Records
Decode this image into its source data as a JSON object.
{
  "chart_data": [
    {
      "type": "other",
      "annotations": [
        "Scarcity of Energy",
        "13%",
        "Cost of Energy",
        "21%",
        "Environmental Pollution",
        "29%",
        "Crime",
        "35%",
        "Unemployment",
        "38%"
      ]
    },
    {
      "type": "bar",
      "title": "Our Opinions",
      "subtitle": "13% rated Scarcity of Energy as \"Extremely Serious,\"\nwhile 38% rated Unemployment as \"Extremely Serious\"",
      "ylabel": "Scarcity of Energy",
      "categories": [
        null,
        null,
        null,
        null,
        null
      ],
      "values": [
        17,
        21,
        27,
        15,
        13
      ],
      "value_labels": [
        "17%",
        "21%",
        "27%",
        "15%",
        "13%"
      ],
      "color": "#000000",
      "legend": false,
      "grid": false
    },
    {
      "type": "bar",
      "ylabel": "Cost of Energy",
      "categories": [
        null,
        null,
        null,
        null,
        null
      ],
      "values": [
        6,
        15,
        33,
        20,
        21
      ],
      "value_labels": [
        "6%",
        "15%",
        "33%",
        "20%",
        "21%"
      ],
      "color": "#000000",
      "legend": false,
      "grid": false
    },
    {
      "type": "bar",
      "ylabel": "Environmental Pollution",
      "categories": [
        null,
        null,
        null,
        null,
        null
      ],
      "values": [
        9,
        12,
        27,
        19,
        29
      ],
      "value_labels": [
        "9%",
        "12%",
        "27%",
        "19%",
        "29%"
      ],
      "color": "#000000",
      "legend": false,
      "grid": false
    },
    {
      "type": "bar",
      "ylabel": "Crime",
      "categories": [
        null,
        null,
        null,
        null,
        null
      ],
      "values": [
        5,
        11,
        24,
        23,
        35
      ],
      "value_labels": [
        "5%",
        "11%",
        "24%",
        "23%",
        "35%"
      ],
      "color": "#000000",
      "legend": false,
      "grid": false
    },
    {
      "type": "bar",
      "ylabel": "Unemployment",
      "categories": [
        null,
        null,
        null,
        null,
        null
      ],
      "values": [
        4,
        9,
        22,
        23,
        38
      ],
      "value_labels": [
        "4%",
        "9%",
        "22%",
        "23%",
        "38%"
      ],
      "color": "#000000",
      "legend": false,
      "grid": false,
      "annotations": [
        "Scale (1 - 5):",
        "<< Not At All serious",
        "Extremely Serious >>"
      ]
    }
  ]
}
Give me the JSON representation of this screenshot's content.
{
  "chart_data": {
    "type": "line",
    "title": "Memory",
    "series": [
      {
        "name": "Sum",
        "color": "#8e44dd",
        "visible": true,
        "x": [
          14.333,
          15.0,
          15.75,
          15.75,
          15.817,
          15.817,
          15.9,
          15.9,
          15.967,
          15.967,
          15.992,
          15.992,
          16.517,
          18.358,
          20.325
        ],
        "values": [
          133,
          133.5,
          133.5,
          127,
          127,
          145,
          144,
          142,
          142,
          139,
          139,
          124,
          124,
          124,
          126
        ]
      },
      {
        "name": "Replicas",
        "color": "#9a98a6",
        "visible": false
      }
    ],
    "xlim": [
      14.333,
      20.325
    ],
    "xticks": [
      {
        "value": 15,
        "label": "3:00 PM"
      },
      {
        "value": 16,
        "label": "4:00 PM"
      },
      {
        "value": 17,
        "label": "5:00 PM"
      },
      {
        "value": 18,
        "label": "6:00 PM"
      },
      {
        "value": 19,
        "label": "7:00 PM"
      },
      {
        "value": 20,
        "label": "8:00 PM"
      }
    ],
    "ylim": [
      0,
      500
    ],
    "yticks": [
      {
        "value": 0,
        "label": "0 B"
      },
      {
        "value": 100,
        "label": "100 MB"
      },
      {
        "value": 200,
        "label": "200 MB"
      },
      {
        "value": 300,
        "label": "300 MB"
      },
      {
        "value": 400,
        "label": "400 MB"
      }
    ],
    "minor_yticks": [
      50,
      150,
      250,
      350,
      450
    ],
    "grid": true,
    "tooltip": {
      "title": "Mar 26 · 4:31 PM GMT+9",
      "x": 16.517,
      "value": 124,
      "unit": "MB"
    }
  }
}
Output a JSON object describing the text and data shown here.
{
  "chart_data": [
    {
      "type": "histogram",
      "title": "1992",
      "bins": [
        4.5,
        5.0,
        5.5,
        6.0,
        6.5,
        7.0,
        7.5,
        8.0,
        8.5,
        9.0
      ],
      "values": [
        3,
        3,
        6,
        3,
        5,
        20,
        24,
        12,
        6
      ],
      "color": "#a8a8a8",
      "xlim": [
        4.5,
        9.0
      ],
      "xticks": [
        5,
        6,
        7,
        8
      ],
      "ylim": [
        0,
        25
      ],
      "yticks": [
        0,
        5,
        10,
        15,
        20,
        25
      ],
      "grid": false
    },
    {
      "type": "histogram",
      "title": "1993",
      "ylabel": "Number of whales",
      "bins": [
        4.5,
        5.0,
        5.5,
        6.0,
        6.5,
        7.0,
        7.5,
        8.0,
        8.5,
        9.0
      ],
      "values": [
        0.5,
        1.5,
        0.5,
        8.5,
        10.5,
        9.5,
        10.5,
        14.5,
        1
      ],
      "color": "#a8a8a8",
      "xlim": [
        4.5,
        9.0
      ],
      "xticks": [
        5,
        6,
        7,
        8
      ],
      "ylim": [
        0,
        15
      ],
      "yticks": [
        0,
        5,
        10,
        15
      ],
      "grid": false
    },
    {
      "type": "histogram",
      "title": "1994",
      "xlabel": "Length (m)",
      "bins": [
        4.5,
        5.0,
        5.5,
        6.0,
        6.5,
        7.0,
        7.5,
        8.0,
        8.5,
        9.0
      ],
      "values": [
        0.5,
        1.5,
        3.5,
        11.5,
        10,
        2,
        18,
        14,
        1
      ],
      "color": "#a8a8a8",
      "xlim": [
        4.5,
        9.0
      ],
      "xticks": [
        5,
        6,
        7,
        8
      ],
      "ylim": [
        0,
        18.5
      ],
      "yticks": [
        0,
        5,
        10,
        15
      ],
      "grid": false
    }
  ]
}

Your goal
Where does the word "JSON" appear? Return each line that holds it.

Task response
Decode this image into its source data as a JSON object.
Give me the JSON representation of this screenshot's content.
Output a JSON object describing the text and data shown here.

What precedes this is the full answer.